Intel and ARM are in a technological battle over computing in data centers. And China is the battleground.

Today, Intel announced a new joint venture to design chips through a research partnership with Tsinghua University and Montage Technology Global Holdings. Intel will put $100 million into the venture. The deal arrives just after rival Qualcomm announced it would codesign ARM-based server chips in a $280 million joint venture with a province in China.

The competition between these tech giants is taking place against the backdrop of China’s own governmental positioning. The government wants to encourage local, Chinese-made technologies to both avoid being beholden to foreign suppliers and to alleviate fears that foreign-made semiconductors that could be targeted by spies from abroad.

Intel said that the university will develop a programmable chip that can be reconfigured to do different tasks on the fly. The university will also address “specific local requirements,” which is a little vague, but likely means that it will handle any concerns the Chinese government has with technology as it relates to things like encryption, tracking, censorship, and the Great Firewall.

########

Could you set down, word for word, the part of the passage on Intel and ARM competing in China starting at "Intel and ARM" and ending at "spies from abroad."?

########

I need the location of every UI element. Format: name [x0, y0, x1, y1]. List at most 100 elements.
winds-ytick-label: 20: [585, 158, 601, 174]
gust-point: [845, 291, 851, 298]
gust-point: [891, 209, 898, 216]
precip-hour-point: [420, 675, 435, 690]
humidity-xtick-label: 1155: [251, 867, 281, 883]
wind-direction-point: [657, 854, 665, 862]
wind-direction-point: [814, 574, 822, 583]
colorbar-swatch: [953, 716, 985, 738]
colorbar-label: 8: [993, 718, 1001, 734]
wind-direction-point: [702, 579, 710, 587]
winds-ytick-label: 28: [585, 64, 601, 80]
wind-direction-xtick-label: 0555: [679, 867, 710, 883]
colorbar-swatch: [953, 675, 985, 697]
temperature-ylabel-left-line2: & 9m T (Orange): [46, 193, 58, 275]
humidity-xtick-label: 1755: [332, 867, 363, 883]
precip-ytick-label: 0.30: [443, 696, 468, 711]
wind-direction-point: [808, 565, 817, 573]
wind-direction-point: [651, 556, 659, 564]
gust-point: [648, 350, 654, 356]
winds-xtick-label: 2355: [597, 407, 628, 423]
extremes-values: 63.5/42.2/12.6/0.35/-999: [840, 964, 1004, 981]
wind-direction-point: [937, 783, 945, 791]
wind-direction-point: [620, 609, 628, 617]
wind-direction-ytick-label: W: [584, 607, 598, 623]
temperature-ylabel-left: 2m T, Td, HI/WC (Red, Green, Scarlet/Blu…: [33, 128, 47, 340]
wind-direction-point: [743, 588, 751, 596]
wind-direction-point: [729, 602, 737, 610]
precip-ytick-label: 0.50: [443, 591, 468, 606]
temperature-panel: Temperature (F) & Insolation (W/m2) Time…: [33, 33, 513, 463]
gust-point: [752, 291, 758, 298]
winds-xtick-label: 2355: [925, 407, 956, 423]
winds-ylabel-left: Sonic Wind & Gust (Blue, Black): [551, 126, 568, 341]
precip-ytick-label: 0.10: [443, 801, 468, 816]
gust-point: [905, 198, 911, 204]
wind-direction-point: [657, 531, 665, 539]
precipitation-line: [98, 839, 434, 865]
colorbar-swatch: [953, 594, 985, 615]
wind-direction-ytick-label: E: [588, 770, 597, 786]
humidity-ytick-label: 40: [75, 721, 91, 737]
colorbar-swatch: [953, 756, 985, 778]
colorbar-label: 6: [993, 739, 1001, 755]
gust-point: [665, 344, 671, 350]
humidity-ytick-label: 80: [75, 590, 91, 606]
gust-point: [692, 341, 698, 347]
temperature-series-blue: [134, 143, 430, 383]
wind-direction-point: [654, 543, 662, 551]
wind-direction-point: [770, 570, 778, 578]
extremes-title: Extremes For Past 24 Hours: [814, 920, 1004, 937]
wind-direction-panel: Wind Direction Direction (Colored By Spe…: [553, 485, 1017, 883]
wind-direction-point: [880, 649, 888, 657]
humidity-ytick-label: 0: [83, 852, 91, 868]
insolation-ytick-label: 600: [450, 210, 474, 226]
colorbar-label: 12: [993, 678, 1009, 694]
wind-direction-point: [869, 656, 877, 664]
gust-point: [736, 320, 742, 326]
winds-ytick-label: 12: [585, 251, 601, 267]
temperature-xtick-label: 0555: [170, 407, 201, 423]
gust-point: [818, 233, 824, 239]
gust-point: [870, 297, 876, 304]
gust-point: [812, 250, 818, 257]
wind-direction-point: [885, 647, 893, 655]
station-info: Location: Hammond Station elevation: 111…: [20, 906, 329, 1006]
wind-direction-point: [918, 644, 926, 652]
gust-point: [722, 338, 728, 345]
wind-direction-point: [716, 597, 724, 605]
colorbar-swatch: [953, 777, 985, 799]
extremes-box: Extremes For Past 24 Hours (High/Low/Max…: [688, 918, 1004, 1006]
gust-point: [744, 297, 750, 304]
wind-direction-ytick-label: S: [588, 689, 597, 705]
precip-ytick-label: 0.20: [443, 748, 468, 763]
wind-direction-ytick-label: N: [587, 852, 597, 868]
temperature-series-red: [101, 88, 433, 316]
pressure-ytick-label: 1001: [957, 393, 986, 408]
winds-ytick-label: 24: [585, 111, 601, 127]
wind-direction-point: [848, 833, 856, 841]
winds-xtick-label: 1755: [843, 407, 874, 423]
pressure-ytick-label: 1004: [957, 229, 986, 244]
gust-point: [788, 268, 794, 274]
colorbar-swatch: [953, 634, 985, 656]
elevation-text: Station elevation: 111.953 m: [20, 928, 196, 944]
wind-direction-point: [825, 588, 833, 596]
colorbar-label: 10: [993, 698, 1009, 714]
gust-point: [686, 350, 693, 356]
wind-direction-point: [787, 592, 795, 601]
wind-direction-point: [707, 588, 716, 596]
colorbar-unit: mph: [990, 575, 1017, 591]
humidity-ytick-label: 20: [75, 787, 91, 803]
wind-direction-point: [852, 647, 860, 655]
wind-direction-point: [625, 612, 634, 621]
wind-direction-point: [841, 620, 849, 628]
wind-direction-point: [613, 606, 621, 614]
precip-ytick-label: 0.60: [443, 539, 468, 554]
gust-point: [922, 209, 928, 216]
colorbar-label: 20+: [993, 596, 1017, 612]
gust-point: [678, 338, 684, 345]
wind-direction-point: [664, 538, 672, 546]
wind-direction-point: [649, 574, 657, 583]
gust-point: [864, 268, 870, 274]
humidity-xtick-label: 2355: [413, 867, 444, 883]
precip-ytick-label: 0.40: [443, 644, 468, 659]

########

▸ Task output:
Intel and ARM are in a technological battle over computing in data centers. And China is the battleground.

Today, Intel announced a new joint venture to design chips through a research partnership with Tsinghua University and Montage Technology Global Holdings. Intel will put $100 million into the venture. The deal arrives just after rival Qualcomm announced it would codesign ARM-based server chips in a $280 million joint venture with a province in China.

The competition between these tech giants is taking place against the backdrop of China’s own governmental positioning. The government wants to encourage local, Chinese-made technologies to both avoid being beholden to foreign suppliers and to alleviate fears that foreign-made semiconductors that could be targeted by spies from abroad.